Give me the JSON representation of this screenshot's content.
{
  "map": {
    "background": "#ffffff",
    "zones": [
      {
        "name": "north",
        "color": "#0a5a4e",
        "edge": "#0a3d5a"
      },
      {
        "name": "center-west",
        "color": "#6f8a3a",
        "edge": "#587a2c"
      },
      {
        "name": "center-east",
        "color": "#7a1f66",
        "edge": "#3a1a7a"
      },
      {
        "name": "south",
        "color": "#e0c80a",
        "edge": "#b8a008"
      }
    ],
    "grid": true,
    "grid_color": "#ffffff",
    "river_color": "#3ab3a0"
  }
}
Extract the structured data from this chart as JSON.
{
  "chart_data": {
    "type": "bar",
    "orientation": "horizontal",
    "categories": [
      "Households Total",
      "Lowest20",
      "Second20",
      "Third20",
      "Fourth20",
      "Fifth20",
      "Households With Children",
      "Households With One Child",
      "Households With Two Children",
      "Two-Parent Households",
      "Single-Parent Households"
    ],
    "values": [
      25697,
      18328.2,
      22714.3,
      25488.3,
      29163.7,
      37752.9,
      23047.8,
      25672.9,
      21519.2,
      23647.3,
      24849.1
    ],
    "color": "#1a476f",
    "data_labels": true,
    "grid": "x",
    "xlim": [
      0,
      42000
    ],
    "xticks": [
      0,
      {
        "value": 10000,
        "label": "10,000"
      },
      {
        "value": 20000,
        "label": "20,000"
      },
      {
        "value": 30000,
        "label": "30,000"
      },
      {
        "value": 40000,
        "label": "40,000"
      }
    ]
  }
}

· · · ·

:: WHAT YOU SHOULD DO ::
Give again the lines from the line holding "Extract the structured" through the close of the listing, both included, exactly as written and with nothing else.

:: CORRECT RESULT ::
Extract the structured data from this chart as JSON.
{
  "chart_data": {
    "type": "bar",
    "orientation": "horizontal",
    "categories": [
      "Households Total",
      "Lowest20",
      "Second20",
      "Third20",
      "Fourth20",
      "Fifth20",
      "Households With Children",
      "Households With One Child",
      "Households With Two Children",
      "Two-Parent Households",
      "Single-Parent Households"
    ],
    "values": [
      25697,
      18328.2,
      22714.3,
      25488.3,
      29163.7,
      37752.9,
      23047.8,
      25672.9,
      21519.2,
      23647.3,
      24849.1
    ],
    "color": "#1a476f",
    "data_labels": true,
    "grid": "x",
    "xlim": [
      0,
      42000
    ],
    "xticks": [
      0,
      {
        "value": 10000,
        "label": "10,000"
      },
      {
        "value": 20000,
        "label": "20,000"
      },
      {
        "value": 30000,
        "label": "30,000"
      },
      {
        "value": 40000,
        "label": "40,000"
      }
    ]
  }
}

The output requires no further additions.